**** Records to process

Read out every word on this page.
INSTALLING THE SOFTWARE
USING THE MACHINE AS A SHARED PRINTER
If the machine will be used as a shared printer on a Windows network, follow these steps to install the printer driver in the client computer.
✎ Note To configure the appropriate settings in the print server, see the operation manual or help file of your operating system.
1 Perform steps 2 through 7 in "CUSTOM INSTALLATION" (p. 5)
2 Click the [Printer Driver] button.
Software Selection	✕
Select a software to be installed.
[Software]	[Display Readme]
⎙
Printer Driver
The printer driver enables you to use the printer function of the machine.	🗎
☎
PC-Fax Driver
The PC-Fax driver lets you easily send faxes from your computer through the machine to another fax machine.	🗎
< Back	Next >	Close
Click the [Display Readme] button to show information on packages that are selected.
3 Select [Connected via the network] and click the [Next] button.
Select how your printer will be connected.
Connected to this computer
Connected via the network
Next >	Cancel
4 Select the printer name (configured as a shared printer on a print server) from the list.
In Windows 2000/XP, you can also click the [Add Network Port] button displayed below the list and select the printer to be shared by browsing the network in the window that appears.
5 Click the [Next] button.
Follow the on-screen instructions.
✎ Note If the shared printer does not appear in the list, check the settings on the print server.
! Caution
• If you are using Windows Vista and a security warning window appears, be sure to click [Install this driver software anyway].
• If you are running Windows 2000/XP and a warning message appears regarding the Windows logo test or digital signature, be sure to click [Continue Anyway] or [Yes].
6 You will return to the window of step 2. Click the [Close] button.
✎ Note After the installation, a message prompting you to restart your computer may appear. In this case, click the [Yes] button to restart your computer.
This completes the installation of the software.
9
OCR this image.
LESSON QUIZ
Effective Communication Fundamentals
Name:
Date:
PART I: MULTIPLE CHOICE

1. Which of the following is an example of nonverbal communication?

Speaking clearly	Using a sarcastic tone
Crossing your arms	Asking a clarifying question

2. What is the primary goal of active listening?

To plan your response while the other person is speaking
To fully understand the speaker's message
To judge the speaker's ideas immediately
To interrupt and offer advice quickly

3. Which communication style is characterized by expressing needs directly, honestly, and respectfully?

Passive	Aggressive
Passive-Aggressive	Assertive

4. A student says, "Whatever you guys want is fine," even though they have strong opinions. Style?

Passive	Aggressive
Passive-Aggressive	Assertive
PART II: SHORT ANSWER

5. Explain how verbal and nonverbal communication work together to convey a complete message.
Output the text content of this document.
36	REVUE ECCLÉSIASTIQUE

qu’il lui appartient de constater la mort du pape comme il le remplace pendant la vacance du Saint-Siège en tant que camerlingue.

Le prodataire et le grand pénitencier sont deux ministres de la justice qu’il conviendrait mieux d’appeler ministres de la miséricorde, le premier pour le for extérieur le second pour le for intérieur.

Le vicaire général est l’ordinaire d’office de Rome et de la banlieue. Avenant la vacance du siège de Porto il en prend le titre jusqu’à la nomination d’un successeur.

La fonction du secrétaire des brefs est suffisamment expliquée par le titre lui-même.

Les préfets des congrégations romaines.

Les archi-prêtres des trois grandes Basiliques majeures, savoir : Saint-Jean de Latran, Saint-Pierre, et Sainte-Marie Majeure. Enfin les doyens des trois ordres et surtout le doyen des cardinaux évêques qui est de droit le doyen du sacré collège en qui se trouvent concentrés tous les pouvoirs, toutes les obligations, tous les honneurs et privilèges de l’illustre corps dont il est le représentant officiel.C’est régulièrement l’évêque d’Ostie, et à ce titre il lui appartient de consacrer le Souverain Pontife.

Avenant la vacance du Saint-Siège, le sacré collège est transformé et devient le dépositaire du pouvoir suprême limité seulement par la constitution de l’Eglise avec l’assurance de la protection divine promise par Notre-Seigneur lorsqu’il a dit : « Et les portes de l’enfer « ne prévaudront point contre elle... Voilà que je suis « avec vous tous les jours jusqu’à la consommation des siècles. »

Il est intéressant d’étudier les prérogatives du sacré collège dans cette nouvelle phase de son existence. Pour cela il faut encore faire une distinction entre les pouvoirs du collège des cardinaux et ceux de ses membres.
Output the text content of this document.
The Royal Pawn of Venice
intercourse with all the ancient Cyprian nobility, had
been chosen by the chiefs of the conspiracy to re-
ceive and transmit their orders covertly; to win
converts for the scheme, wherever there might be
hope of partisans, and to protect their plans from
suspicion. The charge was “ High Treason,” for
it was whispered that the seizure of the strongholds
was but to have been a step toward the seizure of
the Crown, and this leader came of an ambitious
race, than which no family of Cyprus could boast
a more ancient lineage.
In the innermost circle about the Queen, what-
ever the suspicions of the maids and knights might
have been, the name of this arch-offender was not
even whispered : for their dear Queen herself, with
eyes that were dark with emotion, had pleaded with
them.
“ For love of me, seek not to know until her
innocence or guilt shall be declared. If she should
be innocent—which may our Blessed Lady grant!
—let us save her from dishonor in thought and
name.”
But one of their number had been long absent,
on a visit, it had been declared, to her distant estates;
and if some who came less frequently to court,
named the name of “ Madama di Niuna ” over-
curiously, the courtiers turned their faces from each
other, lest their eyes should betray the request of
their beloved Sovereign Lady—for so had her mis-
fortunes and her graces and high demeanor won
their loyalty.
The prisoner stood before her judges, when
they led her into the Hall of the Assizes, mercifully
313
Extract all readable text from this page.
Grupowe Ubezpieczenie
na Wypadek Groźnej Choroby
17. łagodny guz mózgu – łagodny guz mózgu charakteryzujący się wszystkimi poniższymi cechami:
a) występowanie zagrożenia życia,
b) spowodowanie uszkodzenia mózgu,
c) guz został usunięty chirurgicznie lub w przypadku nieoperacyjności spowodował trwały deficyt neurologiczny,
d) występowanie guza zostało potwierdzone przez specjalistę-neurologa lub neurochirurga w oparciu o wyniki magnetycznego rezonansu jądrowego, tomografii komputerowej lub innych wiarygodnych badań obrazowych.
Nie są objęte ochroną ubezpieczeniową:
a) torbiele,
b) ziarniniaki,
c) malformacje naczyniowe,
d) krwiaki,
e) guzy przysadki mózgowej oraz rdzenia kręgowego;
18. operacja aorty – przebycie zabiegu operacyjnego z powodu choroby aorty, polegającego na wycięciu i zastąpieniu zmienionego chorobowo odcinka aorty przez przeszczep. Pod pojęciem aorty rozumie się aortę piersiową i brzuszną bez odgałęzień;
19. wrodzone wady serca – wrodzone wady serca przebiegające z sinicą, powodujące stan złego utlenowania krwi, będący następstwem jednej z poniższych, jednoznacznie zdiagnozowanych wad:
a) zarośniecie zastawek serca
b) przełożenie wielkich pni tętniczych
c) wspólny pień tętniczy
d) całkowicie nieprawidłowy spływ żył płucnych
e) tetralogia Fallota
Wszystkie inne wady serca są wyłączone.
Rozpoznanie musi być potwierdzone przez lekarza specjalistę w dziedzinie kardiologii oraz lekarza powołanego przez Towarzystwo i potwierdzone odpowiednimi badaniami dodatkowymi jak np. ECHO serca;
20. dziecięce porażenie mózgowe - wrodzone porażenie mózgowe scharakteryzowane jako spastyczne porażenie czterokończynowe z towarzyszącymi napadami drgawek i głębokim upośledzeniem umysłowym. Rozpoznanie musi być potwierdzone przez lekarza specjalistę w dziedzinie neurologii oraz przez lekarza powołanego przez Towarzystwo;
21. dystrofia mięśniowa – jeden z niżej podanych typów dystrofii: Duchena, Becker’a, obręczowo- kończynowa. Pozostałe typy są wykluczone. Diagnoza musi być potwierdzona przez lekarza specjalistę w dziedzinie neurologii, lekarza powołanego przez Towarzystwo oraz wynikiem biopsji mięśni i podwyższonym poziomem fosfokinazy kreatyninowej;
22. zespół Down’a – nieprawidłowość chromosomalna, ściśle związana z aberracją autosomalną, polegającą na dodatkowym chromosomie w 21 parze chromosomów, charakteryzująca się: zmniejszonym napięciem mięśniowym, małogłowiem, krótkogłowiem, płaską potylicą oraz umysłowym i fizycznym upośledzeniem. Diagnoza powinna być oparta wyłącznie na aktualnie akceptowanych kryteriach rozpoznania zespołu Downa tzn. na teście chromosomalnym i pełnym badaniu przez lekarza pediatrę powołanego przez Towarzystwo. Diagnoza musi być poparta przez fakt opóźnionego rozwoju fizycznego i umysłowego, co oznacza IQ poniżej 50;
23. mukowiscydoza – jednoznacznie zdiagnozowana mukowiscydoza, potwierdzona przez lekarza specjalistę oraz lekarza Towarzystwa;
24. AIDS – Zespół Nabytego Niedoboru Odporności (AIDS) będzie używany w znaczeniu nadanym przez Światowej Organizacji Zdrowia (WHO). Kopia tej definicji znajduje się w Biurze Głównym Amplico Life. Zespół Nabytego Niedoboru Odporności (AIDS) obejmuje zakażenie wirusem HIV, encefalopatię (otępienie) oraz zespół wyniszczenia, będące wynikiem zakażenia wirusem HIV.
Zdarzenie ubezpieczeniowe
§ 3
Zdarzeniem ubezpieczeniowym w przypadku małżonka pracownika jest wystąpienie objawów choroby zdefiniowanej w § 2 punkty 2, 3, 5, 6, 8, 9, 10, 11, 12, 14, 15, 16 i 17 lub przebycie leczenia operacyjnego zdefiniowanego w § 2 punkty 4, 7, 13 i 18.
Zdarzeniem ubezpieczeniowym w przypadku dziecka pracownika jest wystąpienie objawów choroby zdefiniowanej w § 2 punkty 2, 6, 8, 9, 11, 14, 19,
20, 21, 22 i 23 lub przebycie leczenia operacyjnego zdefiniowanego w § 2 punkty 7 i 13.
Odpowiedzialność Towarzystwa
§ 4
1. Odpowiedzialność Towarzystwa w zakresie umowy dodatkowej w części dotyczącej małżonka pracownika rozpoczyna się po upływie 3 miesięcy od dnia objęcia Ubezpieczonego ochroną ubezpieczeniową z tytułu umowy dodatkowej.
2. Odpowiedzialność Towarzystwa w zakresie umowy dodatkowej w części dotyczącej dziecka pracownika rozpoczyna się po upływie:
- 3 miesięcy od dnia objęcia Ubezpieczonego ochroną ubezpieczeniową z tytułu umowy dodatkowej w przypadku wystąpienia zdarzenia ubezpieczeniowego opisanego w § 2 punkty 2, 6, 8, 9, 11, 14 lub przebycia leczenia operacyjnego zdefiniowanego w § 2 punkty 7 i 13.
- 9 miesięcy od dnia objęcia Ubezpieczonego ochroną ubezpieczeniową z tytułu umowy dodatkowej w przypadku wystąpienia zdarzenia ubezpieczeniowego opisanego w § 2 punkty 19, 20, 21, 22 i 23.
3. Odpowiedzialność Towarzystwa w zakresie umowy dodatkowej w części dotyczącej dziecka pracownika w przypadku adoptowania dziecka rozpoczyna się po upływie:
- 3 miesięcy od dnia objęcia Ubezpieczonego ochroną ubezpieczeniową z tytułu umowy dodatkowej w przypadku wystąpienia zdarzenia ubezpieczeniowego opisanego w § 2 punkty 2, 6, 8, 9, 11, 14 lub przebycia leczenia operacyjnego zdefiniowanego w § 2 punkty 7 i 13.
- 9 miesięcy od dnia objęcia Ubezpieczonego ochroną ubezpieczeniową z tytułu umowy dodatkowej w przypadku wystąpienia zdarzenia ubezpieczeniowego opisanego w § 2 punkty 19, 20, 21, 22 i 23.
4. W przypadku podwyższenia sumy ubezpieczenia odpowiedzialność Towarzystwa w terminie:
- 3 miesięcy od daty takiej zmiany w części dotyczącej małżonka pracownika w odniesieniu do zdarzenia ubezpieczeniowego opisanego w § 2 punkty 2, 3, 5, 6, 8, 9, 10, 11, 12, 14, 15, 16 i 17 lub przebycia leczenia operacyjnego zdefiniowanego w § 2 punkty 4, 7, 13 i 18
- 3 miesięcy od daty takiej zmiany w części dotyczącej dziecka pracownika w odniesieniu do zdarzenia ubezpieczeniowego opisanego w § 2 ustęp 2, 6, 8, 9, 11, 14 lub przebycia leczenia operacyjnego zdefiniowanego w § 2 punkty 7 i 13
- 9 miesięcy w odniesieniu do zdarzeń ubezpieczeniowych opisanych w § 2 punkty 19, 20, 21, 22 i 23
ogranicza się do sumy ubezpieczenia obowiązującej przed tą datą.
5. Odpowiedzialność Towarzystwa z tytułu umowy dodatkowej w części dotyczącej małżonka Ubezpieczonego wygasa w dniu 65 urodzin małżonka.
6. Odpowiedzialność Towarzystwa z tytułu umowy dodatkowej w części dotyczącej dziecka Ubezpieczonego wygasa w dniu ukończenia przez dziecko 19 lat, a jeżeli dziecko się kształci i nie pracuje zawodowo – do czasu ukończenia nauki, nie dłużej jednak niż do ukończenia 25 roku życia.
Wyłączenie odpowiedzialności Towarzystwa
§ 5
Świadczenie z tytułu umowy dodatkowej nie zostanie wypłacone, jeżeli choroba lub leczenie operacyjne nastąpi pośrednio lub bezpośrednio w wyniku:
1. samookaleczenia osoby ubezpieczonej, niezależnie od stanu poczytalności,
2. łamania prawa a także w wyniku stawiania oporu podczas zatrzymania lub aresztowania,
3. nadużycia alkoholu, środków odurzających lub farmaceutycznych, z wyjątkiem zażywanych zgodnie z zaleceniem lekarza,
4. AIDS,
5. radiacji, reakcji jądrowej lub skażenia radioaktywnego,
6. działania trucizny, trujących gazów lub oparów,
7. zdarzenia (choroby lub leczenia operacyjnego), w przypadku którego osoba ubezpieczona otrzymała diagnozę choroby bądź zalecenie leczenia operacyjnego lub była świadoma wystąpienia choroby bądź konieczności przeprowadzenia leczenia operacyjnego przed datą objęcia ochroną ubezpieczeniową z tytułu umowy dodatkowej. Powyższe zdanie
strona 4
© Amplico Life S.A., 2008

********

**To be done:** Collect every line with the string "zakresie" from the records, and copy each.

**Result of the task:**
1. Odpowiedzialność Towarzystwa w zakresie umowy dodatkowej w części dotyczącej małżonka pracownika rozpoczyna się po upływie 3 miesięcy od dnia objęcia Ubezpieczonego ochroną ubezpieczeniową z tytułu umowy dodatkowej.
2. Odpowiedzialność Towarzystwa w zakresie umowy dodatkowej w części dotyczącej dziecka pracownika rozpoczyna się po upływie:
3. Odpowiedzialność Towarzystwa w zakresie umowy dodatkowej w części dotyczącej dziecka pracownika w przypadku adoptowania dziecka rozpoczyna się po upływie:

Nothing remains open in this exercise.